→ **What the exercise asks**
Every line containing the word "verselésű" needs to be found and copied.

→ **Records supplied**

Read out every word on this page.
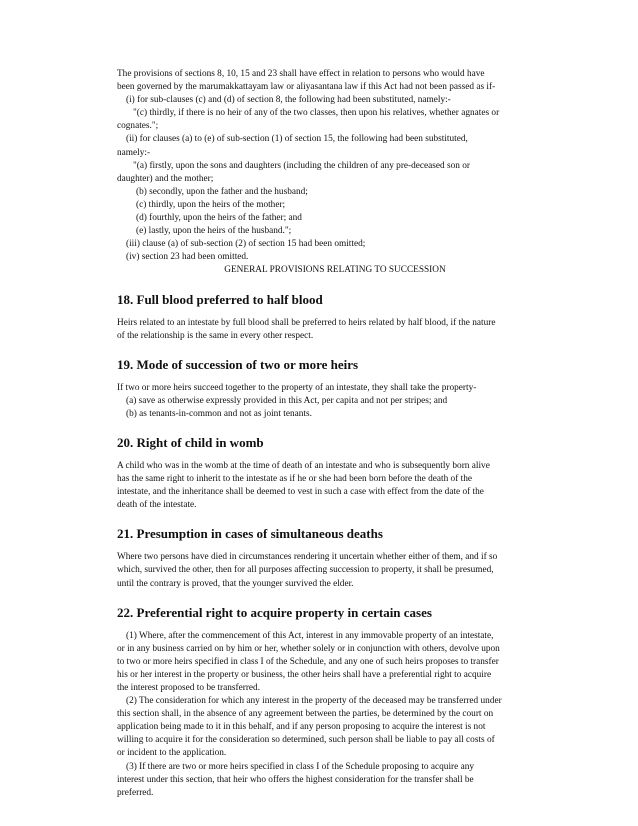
The provisions of sections 8, 10, 15 and 23 shall have effect in relation to persons who would have
been governed by the marumakkattayam law or aliyasantana law if this Act had not been passed as if-
(i) for sub-clauses (c) and (d) of section 8, the following had been substituted, namely:-
"(c) thirdly, if there is no heir of any of the two classes, then upon his relatives, whether agnates or
cognates.";
(ii) for clauses (a) to (e) of sub-section (1) of section 15, the following had been substituted,
namely:-
"(a) firstly, upon the sons and daughters (including the children of any pre-deceased son or
daughter) and the mother;
(b) secondly, upon the father and the husband;
(c) thirdly, upon the heirs of the mother;
(d) fourthly, upon the heirs of the father; and
(e) lastly, upon the heirs of the husband.";
(iii) clause (a) of sub-section (2) of section 15 had been omitted;
(iv) section 23 had been omitted.
GENERAL PROVISIONS RELATING TO SUCCESSION
18. Full blood preferred to half blood
Heirs related to an intestate by full blood shall be preferred to heirs related by half blood, if the nature
of the relationship is the same in every other respect.
19. Mode of succession of two or more heirs
If two or more heirs succeed together to the property of an intestate, they shall take the property-
(a) save as otherwise expressly provided in this Act, per capita and not per stripes; and
(b) as tenants-in-common and not as joint tenants.
20. Right of child in womb
A child who was in the womb at the time of death of an intestate and who is subsequently born alive
has the same right to inherit to the intestate as if he or she had been born before the death of the
intestate, and the inheritance shall be deemed to vest in such a case with effect from the date of the
death of the intestate.
21. Presumption in cases of simultaneous deaths
Where two persons have died in circumstances rendering it uncertain whether either of them, and if so
which, survived the other, then for all purposes affecting succession to property, it shall be presumed,
until the contrary is proved, that the younger survived the elder.
22. Preferential right to acquire property in certain cases
(1) Where, after the commencement of this Act, interest in any immovable property of an intestate,
or in any business carried on by him or her, whether solely or in conjunction with others, devolve upon
to two or more heirs specified in class I of the Schedule, and any one of such heirs proposes to transfer
his or her interest in the property or business, the other heirs shall have a preferential right to acquire
the interest proposed to be transferred.
(2) The consideration for which any interest in the property of the deceased may be transferred under
this section shall, in the absence of any agreement between the parties, be determined by the court on
application being made to it in this behalf, and if any person proposing to acquire the interest is not
willing to acquire it for the consideration so determined, such person shall be liable to pay all costs of
or incident to the application.
(3) If there are two or more heirs specified in class I of the Schedule proposing to acquire any
interest under this section, that heir who offers the highest consideration for the transfer shall be
preferred.
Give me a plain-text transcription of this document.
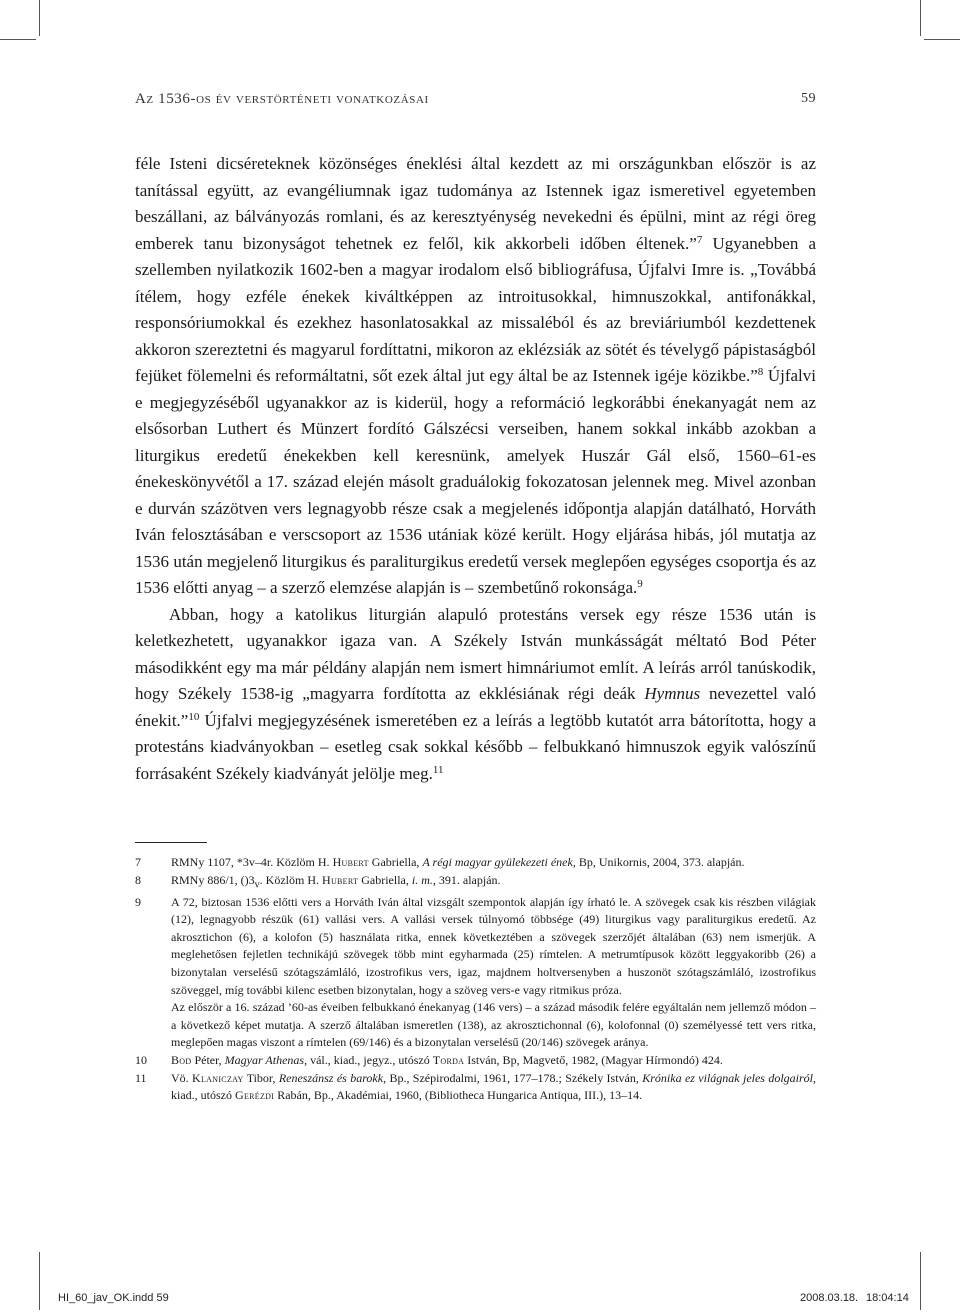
Az 1536-os év verstörténeti vonatkozásai	59

féle Isteni dicséreteknek közönséges éneklési által kezdett az mi országunkban először is az tanítással együtt, az evangéliumnak igaz tudománya az Istennek igaz ismeretivel egyetemben beszállani, az bálványozás romlani, és az keresztyénység nevekedni és épülni, mint az régi öreg emberek tanu bizonyságot tehetnek ez felől, kik akkorbeli időben éltenek.”$^7$ Ugyanebben a szellemben nyilatkozik 1602-ben a magyar irodalom első bibliográfusa, Újfalvi Imre is. „Továbbá ítélem, hogy ezféle énekek kiváltképpen az introitusokkal, himnuszokkal, antifonákkal, responsóriumokkal és ezekhez hasonlatosakkal az missaléból és az breviáriumból kezdettenek akkoron szereztetni és magyarul fordíttatni, mikoron az eklézsiák az sötét és tévelygő pápistaságból fejüket fölemelni és reformáltatni, sőt ezek által jut egy által be az Istennek igéje közikbe.”$^8$ Újfalvi e megjegyzéséből ugyanakkor az is kiderül, hogy a reformáció legkorábbi énekanyagát nem az elsősorban Luthert és Münzert fordító Gálszécsi verseiben, hanem sokkal inkább azokban a liturgikus eredetű énekekben kell keresnünk, amelyek Huszár Gál első, 1560–61-es énekeskönyvétől a 17. század elején másolt graduálokig fokozatosan jelennek meg. Mivel azonban e durván százötven vers legnagyobb része csak a megjelenés időpontja alapján datálható, Horváth Iván felosztásában e verscsoport az 1536 utániak közé került. Hogy eljárása hibás, jól mutatja az 1536 után megjelenő liturgikus és paraliturgikus eredetű versek meglepően egységes csoportja és az 1536 előtti anyag – a szerző elemzése alapján is – szembetűnő rokonsága.$^9$

Abban, hogy a katolikus liturgián alapuló protestáns versek egy része 1536 után is keletkezhetett, ugyanakkor igaza van. A Székely István munkásságát méltató Bod Péter másodikként egy ma már példány alapján nem ismert himnáriumot említ. A leírás arról tanúskodik, hogy Székely 1538-ig „magyarra fordította az ekklésiának régi deák Hymnus nevezettel való énekit.”$^{10}$ Újfalvi megjegyzésének ismeretében ez a leírás a legtöbb kutatót arra bátorította, hogy a protestáns kiadványokban – esetleg csak sokkal később – felbukkanó himnuszok egyik valószínű forrásaként Székely kiadványát jelölje meg.$^{11}$

7	RMNy 1107, *3v–4r. Közlöm H. Hubert Gabriella, A régi magyar gyülekezeti ének, Bp, Unikornis, 2004, 373. alapján.

8	RMNy 886/1, $()3_v$. Közlöm H. Hubert Gabriella, i. m., 391. alapján.

9	A 72, biztosan 1536 előtti vers a Horváth Iván által vizsgált szempontok alapján így írható le. A szövegek csak kis részben világiak (12), legnagyobb részük (61) vallási vers. A vallási versek túlnyomó többsége (49) liturgikus vagy paraliturgikus eredetű. Az akrosztichon (6), a kolofon (5) használata ritka, ennek következtében a szövegek szerzőjét általában (63) nem ismerjük. A meglehetősen fejletlen technikájú szövegek több mint egyharmada (25) rímtelen. A metrumtípusok között leggyakoribb (26) a bizonytalan verselésű szótagszámláló, izostrofikus vers, igaz, majdnem holtversenyben a huszonöt szótagszámláló, izostrofikus szöveggel, míg további kilenc esetben bizonytalan, hogy a szöveg vers-e vagy ritmikus próza.

Az először a 16. század ’60-as éveiben felbukkanó énekanyag (146 vers) – a század második felére egyáltalán nem jellemző módon – a következő képet mutatja. A szerző általában ismeretlen (138), az akrosztichonnal (6), kolofonnal (0) személyessé tett vers ritka, meglepően magas viszont a rímtelen (69/146) és a bizonytalan verselésű (20/146) szövegek aránya.

10 Bod Péter, Magyar Athenas, vál., kiad., jegyz., utószó Torda István, Bp, Magvető, 1982, (Magyar Hírmondó) 424.

11 Vö. Klaniczay Tibor, Reneszánsz és barokk, Bp., Szépirodalmi, 1961, 177–178.; Székely István, Krónika ez világnak jeles dolgairól, kiad., utószó Gerézdi Rabán, Bp., Akadémiai, 1960, (Bibliotheca Hungarica Antiqua, III.), 13–14.

HI_60_jav_OK.indd 59	2008.03.18. 18:04:14
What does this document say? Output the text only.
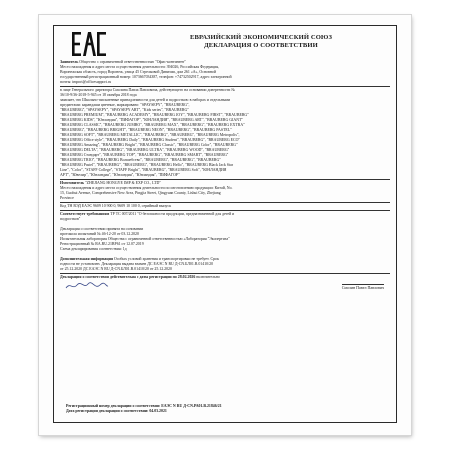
ЕВРАЗИЙСКИЙ ЭКОНОМИЧЕСКИЙ СОЮЗ
ДЕКЛАРАЦИЯ О СООТВЕТСТВИИ
Заявитель Общество с ограниченной ответственностью "Офис-континент"
Место нахождения и адрес места осуществления деятельности: 394026, Российская Федерация,
Воронежская область, город Воронеж, улица 45 Стрелковой Дивизии, дом 261 «А», Основной
государственный регистрационный номер: 1073667034387, телефон: +74732502917, адрес электронной
почты: import@officesupport.ru
в лице Генерального директора Смолина Павла Павловича, действующего на основании доверенности №
36/10-9/36-2018-5-945 от 18 октября 2018 года
заявляет, что Школьно-письменные принадлежности для детей и подростков: в наборах и отдельными
предметами: карандаши цветные, маркировано: "SPAYSEPY", "BRAUBERG",
"BRAUBERG", "SPAYSEPY", "SPAYSEPY ART", "Kids series", "BRAUBERG"
"BRAUBERG PREMIUM", "BRAUBERG ACADEMY", "BRAUBERG JOY", "BRAUBERG FIRST", "BRAUBERG"
"BRAUBERG KIDS", "Юнландия", "ПИФАГОР", "ЮНЛАНДИЯ", "BRAUBERG ART", "BRAUBERG GIANT"
"BRAUBERG CLASSIC", "BRAUBERG JUMBO", "BRAUBERG MAX", "BRAUBERG", "BRAUBERG EXTRA"
"BRAUBERG", "BRAUBERG BRIGHT", "BRAUBERG NEON", "BRAUBERG", "BRAUBERG PASTEL"
"BRAUBERG SOFT", "BRAUBERG METALLIC", "BRAUBERG", "BRAUBERG", "BRAUBERG Metropolis",
"BRAUBERG Office style", "BRAUBERG Daily", "BRAUBERG Student", "BRAUBERG", "BRAUBERG ECO"
"BRAUBERG Amazing", "BRAUBERG Bright", "BRAUBERG Classic", "BRAUBERG Color", "BRAUBERG"
"BRAUBERG DELTA", "BRAUBERG", "BRAUBERG ULTRA", "BRAUBERG WOOD", "BRAUBERG"
"BRAUBERG Стандарт", "BRAUBERG ТОР", "BRAUBERG", "BRAUBERG SMART", "BRAUBERG"
"BRAUBERG TRIO", "BRAUBERG Волшебство", "BRAUBERG", "BRAUBERG", "BRAUBERG"
"BRAUBERG Pastel", "BRAUBERG", "BRAUBERG", "BRAUBERG Hello", "BRAUBERG Black Jack Star
Line", "Color", "STAFF College", "STAFF Bright", "BRAUBERG", "BRAUBERG Soft", "ЮНЛАНДИЯ
АРТ", "Ювелир", "Юнландия", "Юнландия", "Юнландия", "ПИФАГОР"
Изготовитель "ZHEJIANG HONGYE IMP & EXP CO., LTD"
Место нахождения и адрес места осуществления деятельности по изготовлению продукции: Китай, No.
15, Guohui Avenue, Comprehensive New Area, Pingjia Street, Qingyuan County, Lishui City, Zhejiang
Province
Код ТН ВЭД ЕАЭС 9609 10 900 0, 9609 10 100 0, серийный выпуск
Соответствует требованиям ТР ТС 007/2011 "О безопасности продукции, предназначенной для детей и
подростков"
Декларация о соответствии принята на основании
протокола испытаний № 46-12-20 от 03.12.2020
Испытательная лаборатория Общества с ограниченной ответственностью «Лаборатория "Экспертиза"
Регистрационный № RA.RU.21ВР61 от 12.07.2019
Схема декларирования соответствия: 1д
Дополнительная информация Особых условий хранения и транспортировки не требует. Срок
годности не установлен. Декларация выдана взамен ДС ЕАЭС N RU Д-CN.БЛ01.В.01410/20
от 25.12.2020 ДС ЕАЭС N RU Д-CN.БЛ01.В.01410/20 от 25.12.2020
Декларация о соответствии действительна с даты регистрации по 28.02.2026 включительно
Смолин Павел Павлович
Регистрационный номер декларации о соответствии: ЕАЭС N RU Д-CN.РА01.В.21846/21
Дата регистрации декларации о соответствии: 04.03.2021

→ **Task response**
9	A 72, biztosan 1536 előtti vers a Horváth Iván által vizsgált szempontok alapján így írható le. A szövegek csak kis részben világiak (12), legnagyobb részük (61) vallási vers. A vallási versek túlnyomó többsége (49) liturgikus vagy paraliturgikus eredetű. Az akrosztichon (6), a kolofon (5) használata ritka, ennek következtében a szövegek szerzőjét általában (63) nem ismerjük. A meglehetősen fejletlen technikájú szövegek több mint egyharmada (25) rímtelen. A metrumtípusok között leggyakoribb (26) a bizonytalan verselésű szótagszámláló, izostrofikus vers, igaz, majdnem holtversenyben a huszonöt szótagszámláló, izostrofikus szöveggel, míg további kilenc esetben bizonytalan, hogy a szöveg vers-e vagy ritmikus próza.
Az először a 16. század ’60-as éveiben felbukkanó énekanyag (146 vers) – a század második felére egyáltalán nem jellemző módon – a következő képet mutatja. A szerző általában ismeretlen (138), az akrosztichonnal (6), kolofonnal (0) személyessé tett vers ritka, meglepően magas viszont a rímtelen (69/146) és a bizonytalan verselésű (20/146) szövegek aránya.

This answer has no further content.